--- Task to complete ---
Copy all entries without alteration and skip the pictures they hold.

[Saved data entries]

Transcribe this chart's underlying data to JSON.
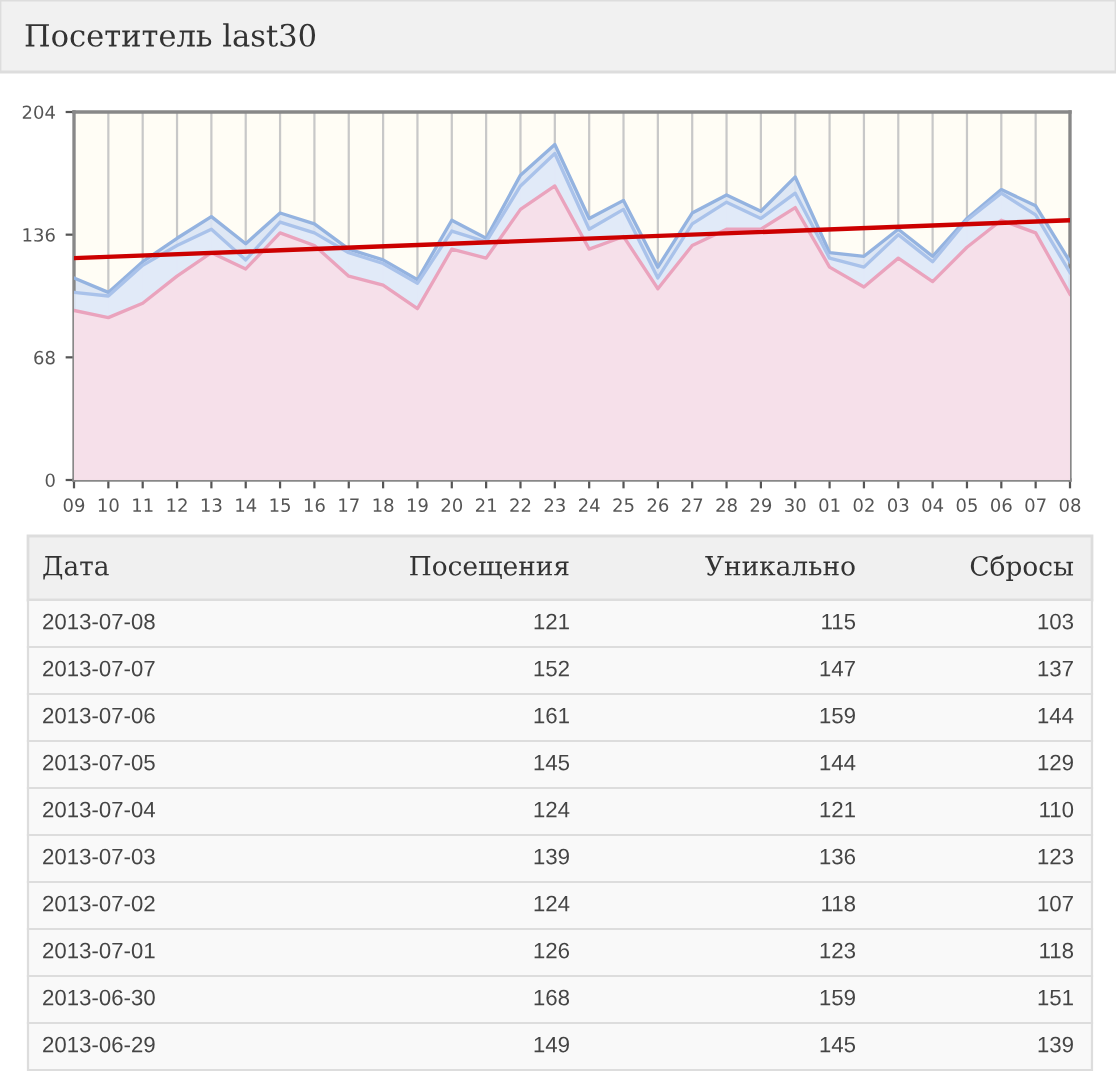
{
  "chart_data": [
    {
      "type": "area",
      "title": "Посетитель last30",
      "x": [
        "2013-06-09",
        "2013-06-10",
        "2013-06-11",
        "2013-06-12",
        "2013-06-13",
        "2013-06-14",
        "2013-06-15",
        "2013-06-16",
        "2013-06-17",
        "2013-06-18",
        "2013-06-19",
        "2013-06-20",
        "2013-06-21",
        "2013-06-22",
        "2013-06-23",
        "2013-06-24",
        "2013-06-25",
        "2013-06-26",
        "2013-06-27",
        "2013-06-28",
        "2013-06-29",
        "2013-06-30",
        "2013-07-01",
        "2013-07-02",
        "2013-07-03",
        "2013-07-04",
        "2013-07-05",
        "2013-07-06",
        "2013-07-07",
        "2013-07-08"
      ],
      "xlim": [
        "2013-06-09",
        "2013-07-08"
      ],
      "xticks": [
        {
          "value": "2013-06-09",
          "label": "09"
        },
        {
          "value": "2013-06-10",
          "label": "10"
        },
        {
          "value": "2013-06-11",
          "label": "11"
        },
        {
          "value": "2013-06-12",
          "label": "12"
        },
        {
          "value": "2013-06-13",
          "label": "13"
        },
        {
          "value": "2013-06-14",
          "label": "14"
        },
        {
          "value": "2013-06-15",
          "label": "15"
        },
        {
          "value": "2013-06-16",
          "label": "16"
        },
        {
          "value": "2013-06-17",
          "label": "17"
        },
        {
          "value": "2013-06-18",
          "label": "18"
        },
        {
          "value": "2013-06-19",
          "label": "19"
        },
        {
          "value": "2013-06-20",
          "label": "20"
        },
        {
          "value": "2013-06-21",
          "label": "21"
        },
        {
          "value": "2013-06-22",
          "label": "22"
        },
        {
          "value": "2013-06-23",
          "label": "23"
        },
        {
          "value": "2013-06-24",
          "label": "24"
        },
        {
          "value": "2013-06-25",
          "label": "25"
        },
        {
          "value": "2013-06-26",
          "label": "26"
        },
        {
          "value": "2013-06-27",
          "label": "27"
        },
        {
          "value": "2013-06-28",
          "label": "28"
        },
        {
          "value": "2013-06-29",
          "label": "29"
        },
        {
          "value": "2013-06-30",
          "label": "30"
        },
        {
          "value": "2013-07-01",
          "label": "01"
        },
        {
          "value": "2013-07-02",
          "label": "02"
        },
        {
          "value": "2013-07-03",
          "label": "03"
        },
        {
          "value": "2013-07-04",
          "label": "04"
        },
        {
          "value": "2013-07-05",
          "label": "05"
        },
        {
          "value": "2013-07-06",
          "label": "06"
        },
        {
          "value": "2013-07-07",
          "label": "07"
        },
        {
          "value": "2013-07-08",
          "label": "08"
        }
      ],
      "ylim": [
        0,
        204
      ],
      "yticks": [
        0,
        68,
        136,
        204
      ],
      "grid": "x",
      "series": [
        {
          "color": "#94b3e0",
          "values": [
            112,
            104,
            121,
            134,
            146,
            131,
            148,
            142,
            128,
            122,
            111,
            144,
            134,
            169,
            186,
            145,
            155,
            118,
            148,
            158,
            149,
            168,
            126,
            124,
            139,
            124,
            145,
            161,
            152,
            121
          ]
        },
        {
          "color": "#a9c2ea",
          "values": [
            104,
            102,
            119,
            130,
            139,
            122,
            143,
            137,
            126,
            120,
            109,
            138,
            132,
            163,
            181,
            139,
            150,
            112,
            142,
            154,
            145,
            159,
            123,
            118,
            136,
            121,
            144,
            159,
            147,
            115
          ]
        },
        {
          "color": "#eaa3bd",
          "values": [
            94,
            90,
            98,
            113,
            126,
            117,
            137,
            130,
            113,
            108,
            95,
            128,
            123,
            150,
            163,
            128,
            135,
            106,
            130,
            139,
            139,
            151,
            118,
            107,
            123,
            110,
            129,
            144,
            137,
            103
          ]
        },
        {
          "type": "line",
          "color": "#cc0000",
          "x": [
            "2013-06-09",
            "2013-07-08"
          ],
          "values": [
            123,
            144
          ]
        }
      ]
    },
    {
      "type": "other",
      "annotations": [
        "Дата",
        "Посещения",
        "Уникально",
        "Сбросы",
        "2013-07-08",
        "121",
        "115",
        "103",
        "2013-07-07",
        "152",
        "147",
        "137",
        "2013-07-06",
        "161",
        "159",
        "144",
        "2013-07-05",
        "145",
        "144",
        "129",
        "2013-07-04",
        "124",
        "121",
        "110",
        "2013-07-03",
        "139",
        "136",
        "123",
        "2013-07-02",
        "124",
        "118",
        "107",
        "2013-07-01",
        "126",
        "123",
        "118",
        "2013-06-30",
        "168",
        "159",
        "151",
        "2013-06-29",
        "149",
        "145",
        "139"
      ]
    }
  ]
}
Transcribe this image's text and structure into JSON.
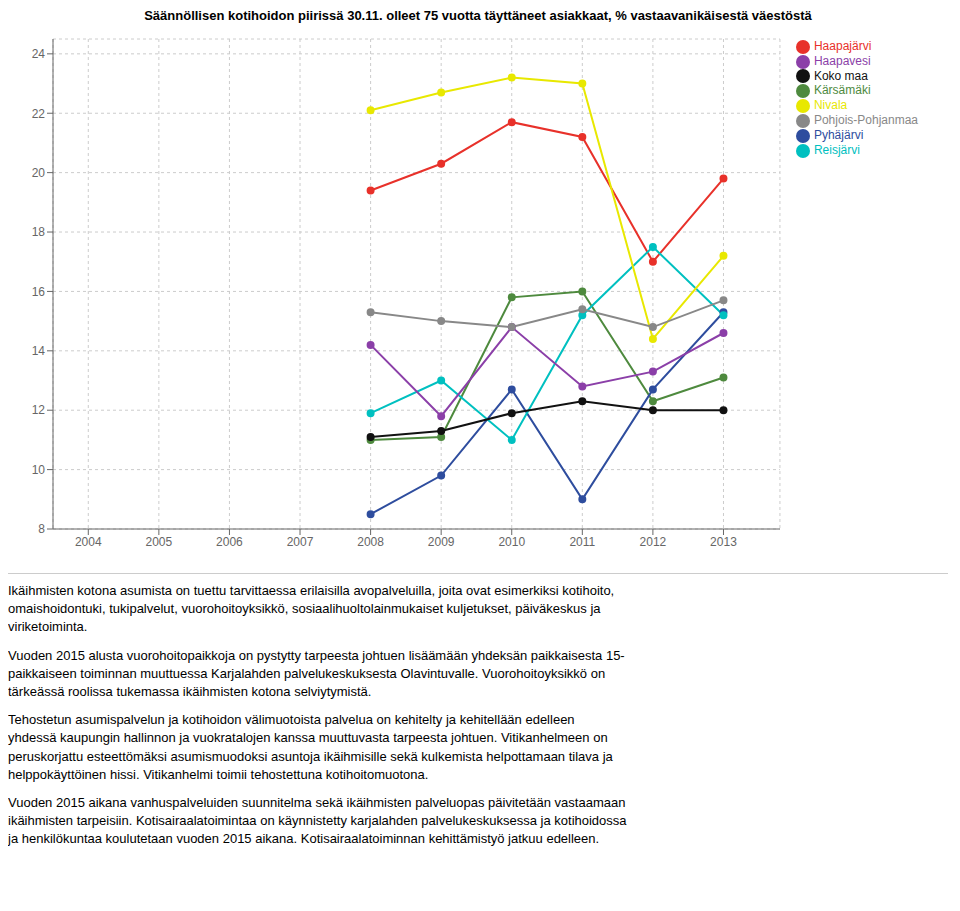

--- Response to this task ---
Transcribe this chart's underlying data to JSON.
{
  "chart_data": [
    {
      "type": "area",
      "title": "Посетитель last30",
      "x": [
        "2013-06-09",
        "2013-06-10",
        "2013-06-11",
        "2013-06-12",
        "2013-06-13",
        "2013-06-14",
        "2013-06-15",
        "2013-06-16",
        "2013-06-17",
        "2013-06-18",
        "2013-06-19",
        "2013-06-20",
        "2013-06-21",
        "2013-06-22",
        "2013-06-23",
        "2013-06-24",
        "2013-06-25",
        "2013-06-26",
        "2013-06-27",
        "2013-06-28",
        "2013-06-29",
        "2013-06-30",
        "2013-07-01",
        "2013-07-02",
        "2013-07-03",
        "2013-07-04",
        "2013-07-05",
        "2013-07-06",
        "2013-07-07",
        "2013-07-08"
      ],
      "xlim": [
        "2013-06-09",
        "2013-07-08"
      ],
      "xticks": [
        {
          "value": "2013-06-09",
          "label": "09"
        },
        {
          "value": "2013-06-10",
          "label": "10"
        },
        {
          "value": "2013-06-11",
          "label": "11"
        },
        {
          "value": "2013-06-12",
          "label": "12"
        },
        {
          "value": "2013-06-13",
          "label": "13"
        },
        {
          "value": "2013-06-14",
          "label": "14"
        },
        {
          "value": "2013-06-15",
          "label": "15"
        },
        {
          "value": "2013-06-16",
          "label": "16"
        },
        {
          "value": "2013-06-17",
          "label": "17"
        },
        {
          "value": "2013-06-18",
          "label": "18"
        },
        {
          "value": "2013-06-19",
          "label": "19"
        },
        {
          "value": "2013-06-20",
          "label": "20"
        },
        {
          "value": "2013-06-21",
          "label": "21"
        },
        {
          "value": "2013-06-22",
          "label": "22"
        },
        {
          "value": "2013-06-23",
          "label": "23"
        },
        {
          "value": "2013-06-24",
          "label": "24"
        },
        {
          "value": "2013-06-25",
          "label": "25"
        },
        {
          "value": "2013-06-26",
          "label": "26"
        },
        {
          "value": "2013-06-27",
          "label": "27"
        },
        {
          "value": "2013-06-28",
          "label": "28"
        },
        {
          "value": "2013-06-29",
          "label": "29"
        },
        {
          "value": "2013-06-30",
          "label": "30"
        },
        {
          "value": "2013-07-01",
          "label": "01"
        },
        {
          "value": "2013-07-02",
          "label": "02"
        },
        {
          "value": "2013-07-03",
          "label": "03"
        },
        {
          "value": "2013-07-04",
          "label": "04"
        },
        {
          "value": "2013-07-05",
          "label": "05"
        },
        {
          "value": "2013-07-06",
          "label": "06"
        },
        {
          "value": "2013-07-07",
          "label": "07"
        },
        {
          "value": "2013-07-08",
          "label": "08"
        }
      ],
      "ylim": [
        0,
        204
      ],
      "yticks": [
        0,
        68,
        136,
        204
      ],
      "grid": "x",
      "series": [
        {
          "color": "#94b3e0",
          "values": [
            112,
            104,
            121,
            134,
            146,
            131,
            148,
            142,
            128,
            122,
            111,
            144,
            134,
            169,
            186,
            145,
            155,
            118,
            148,
            158,
            149,
            168,
            126,
            124,
            139,
            124,
            145,
            161,
            152,
            121
          ]
        },
        {
          "color": "#a9c2ea",
          "values": [
            104,
            102,
            119,
            130,
            139,
            122,
            143,
            137,
            126,
            120,
            109,
            138,
            132,
            163,
            181,
            139,
            150,
            112,
            142,
            154,
            145,
            159,
            123,
            118,
            136,
            121,
            144,
            159,
            147,
            115
          ]
        },
        {
          "color": "#eaa3bd",
          "values": [
            94,
            90,
            98,
            113,
            126,
            117,
            137,
            130,
            113,
            108,
            95,
            128,
            123,
            150,
            163,
            128,
            135,
            106,
            130,
            139,
            139,
            151,
            118,
            107,
            123,
            110,
            129,
            144,
            137,
            103
          ]
        },
        {
          "type": "line",
          "color": "#cc0000",
          "x": [
            "2013-06-09",
            "2013-07-08"
          ],
          "values": [
            123,
            144
          ]
        }
      ]
    },
    {
      "type": "other",
      "annotations": [
        "Дата",
        "Посещения",
        "Уникально",
        "Сбросы",
        "2013-07-08",
        "121",
        "115",
        "103",
        "2013-07-07",
        "152",
        "147",
        "137",
        "2013-07-06",
        "161",
        "159",
        "144",
        "2013-07-05",
        "145",
        "144",
        "129",
        "2013-07-04",
        "124",
        "121",
        "110",
        "2013-07-03",
        "139",
        "136",
        "123",
        "2013-07-02",
        "124",
        "118",
        "107",
        "2013-07-01",
        "126",
        "123",
        "118",
        "2013-06-30",
        "168",
        "159",
        "151",
        "2013-06-29",
        "149",
        "145",
        "139"
      ]
    }
  ]
}
Transcribe this image's text and structure into JSON.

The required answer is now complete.